- _OBJECTIVE_: Copy whichever lines contain the string "level".

- _DATA SUPPLIED_:

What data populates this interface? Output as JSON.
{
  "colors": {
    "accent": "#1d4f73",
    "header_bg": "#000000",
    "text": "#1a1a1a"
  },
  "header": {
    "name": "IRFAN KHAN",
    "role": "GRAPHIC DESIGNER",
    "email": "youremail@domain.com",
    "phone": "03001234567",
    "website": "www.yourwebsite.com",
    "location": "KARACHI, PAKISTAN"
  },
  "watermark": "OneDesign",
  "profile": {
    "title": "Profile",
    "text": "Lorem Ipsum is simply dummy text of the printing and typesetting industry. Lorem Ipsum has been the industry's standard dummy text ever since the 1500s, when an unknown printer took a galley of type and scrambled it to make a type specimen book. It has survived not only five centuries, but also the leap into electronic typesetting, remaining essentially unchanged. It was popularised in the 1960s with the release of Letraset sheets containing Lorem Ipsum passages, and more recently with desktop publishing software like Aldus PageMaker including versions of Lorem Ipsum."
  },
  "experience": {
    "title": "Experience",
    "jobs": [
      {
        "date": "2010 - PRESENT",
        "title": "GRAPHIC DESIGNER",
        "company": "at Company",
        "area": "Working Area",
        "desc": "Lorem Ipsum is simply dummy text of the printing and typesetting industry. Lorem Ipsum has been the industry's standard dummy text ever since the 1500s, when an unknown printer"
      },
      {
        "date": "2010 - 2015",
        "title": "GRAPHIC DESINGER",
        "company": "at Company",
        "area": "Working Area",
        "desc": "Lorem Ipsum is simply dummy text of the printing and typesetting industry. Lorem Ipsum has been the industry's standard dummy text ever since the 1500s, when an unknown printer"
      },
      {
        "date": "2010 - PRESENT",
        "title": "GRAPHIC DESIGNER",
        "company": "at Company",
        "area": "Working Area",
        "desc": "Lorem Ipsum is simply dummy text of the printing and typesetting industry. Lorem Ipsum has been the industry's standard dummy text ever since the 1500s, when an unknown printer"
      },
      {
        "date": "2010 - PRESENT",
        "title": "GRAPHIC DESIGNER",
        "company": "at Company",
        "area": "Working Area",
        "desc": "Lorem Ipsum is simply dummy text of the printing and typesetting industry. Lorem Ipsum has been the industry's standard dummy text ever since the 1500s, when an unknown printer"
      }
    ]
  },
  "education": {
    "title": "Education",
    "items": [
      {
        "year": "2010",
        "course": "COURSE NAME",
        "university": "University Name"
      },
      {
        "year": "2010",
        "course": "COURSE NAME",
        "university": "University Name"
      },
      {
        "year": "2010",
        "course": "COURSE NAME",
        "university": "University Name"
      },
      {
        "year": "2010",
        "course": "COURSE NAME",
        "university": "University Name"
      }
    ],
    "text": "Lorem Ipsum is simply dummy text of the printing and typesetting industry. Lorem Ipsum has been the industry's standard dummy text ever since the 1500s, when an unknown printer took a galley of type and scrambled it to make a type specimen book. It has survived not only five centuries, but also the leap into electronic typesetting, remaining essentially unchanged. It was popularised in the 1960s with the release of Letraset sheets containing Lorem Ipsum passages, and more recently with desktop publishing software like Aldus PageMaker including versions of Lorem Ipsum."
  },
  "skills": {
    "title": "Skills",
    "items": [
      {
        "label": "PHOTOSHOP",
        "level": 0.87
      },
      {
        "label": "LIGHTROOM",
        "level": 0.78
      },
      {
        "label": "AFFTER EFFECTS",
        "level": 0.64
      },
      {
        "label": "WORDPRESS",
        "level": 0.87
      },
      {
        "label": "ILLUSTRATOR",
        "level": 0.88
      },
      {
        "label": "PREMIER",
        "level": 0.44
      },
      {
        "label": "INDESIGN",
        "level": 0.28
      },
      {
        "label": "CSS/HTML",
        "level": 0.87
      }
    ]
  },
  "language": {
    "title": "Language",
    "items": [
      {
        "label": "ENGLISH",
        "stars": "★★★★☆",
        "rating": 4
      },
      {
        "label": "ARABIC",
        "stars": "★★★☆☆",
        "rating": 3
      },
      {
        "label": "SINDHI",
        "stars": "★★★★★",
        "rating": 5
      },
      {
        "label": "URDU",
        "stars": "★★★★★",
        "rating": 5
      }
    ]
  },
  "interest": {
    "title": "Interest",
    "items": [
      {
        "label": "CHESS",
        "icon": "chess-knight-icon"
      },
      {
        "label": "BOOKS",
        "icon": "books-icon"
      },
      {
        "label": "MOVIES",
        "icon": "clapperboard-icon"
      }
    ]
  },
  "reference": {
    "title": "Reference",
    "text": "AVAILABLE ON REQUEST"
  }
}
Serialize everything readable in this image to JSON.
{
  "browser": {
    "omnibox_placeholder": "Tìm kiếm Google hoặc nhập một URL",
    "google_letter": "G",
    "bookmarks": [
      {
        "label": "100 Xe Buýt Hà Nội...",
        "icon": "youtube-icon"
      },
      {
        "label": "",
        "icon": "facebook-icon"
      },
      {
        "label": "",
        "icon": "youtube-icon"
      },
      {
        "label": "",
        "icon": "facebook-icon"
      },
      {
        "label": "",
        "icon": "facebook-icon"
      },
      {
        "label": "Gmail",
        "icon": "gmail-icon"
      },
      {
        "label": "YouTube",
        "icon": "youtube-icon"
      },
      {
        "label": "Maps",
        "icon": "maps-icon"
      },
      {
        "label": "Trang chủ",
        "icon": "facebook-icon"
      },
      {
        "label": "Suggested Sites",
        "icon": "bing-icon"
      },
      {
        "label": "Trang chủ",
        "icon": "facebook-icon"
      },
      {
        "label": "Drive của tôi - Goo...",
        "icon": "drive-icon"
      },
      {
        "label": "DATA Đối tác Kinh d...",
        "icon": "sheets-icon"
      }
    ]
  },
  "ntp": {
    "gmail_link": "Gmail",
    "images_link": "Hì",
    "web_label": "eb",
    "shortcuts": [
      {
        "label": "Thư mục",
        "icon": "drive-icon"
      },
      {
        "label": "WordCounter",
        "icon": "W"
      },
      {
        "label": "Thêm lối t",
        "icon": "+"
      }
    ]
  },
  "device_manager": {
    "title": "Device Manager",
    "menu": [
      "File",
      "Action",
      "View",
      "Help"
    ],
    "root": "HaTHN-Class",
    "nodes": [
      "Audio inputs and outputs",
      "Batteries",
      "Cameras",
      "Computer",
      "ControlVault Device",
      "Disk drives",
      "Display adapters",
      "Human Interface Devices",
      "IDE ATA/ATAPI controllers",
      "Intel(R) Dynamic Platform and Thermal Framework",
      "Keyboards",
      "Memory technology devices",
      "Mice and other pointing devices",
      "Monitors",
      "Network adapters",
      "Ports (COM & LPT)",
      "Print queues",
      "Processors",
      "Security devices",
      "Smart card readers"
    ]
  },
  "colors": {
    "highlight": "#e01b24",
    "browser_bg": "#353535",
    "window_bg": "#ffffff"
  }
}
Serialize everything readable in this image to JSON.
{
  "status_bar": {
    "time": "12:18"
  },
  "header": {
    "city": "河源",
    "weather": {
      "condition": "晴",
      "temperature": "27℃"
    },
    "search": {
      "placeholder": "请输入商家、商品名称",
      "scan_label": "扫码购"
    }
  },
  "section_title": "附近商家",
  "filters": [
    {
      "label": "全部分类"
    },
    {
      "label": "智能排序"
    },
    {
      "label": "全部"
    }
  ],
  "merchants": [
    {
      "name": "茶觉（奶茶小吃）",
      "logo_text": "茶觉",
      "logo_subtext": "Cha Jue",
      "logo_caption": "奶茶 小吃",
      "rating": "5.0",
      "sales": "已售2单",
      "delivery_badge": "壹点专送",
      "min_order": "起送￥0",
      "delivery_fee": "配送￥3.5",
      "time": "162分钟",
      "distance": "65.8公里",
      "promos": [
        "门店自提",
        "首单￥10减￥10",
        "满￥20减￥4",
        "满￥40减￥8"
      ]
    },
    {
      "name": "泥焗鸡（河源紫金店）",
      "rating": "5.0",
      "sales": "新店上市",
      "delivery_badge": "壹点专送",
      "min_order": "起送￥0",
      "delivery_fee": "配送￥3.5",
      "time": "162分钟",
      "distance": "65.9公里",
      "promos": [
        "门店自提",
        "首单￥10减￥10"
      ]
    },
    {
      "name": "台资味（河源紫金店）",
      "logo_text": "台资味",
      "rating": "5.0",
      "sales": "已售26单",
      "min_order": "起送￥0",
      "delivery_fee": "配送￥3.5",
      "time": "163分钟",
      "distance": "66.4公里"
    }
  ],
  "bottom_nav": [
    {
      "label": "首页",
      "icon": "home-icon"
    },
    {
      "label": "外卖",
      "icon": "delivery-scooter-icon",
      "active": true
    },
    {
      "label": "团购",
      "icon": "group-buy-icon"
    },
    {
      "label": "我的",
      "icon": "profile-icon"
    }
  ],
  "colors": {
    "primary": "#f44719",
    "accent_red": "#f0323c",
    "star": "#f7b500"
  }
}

- _SOLUTION BELOW_:
        "level": 0.87
        "level": 0.78
        "level": 0.64
        "level": 0.87
        "level": 0.88
        "level": 0.44
        "level": 0.28
        "level": 0.87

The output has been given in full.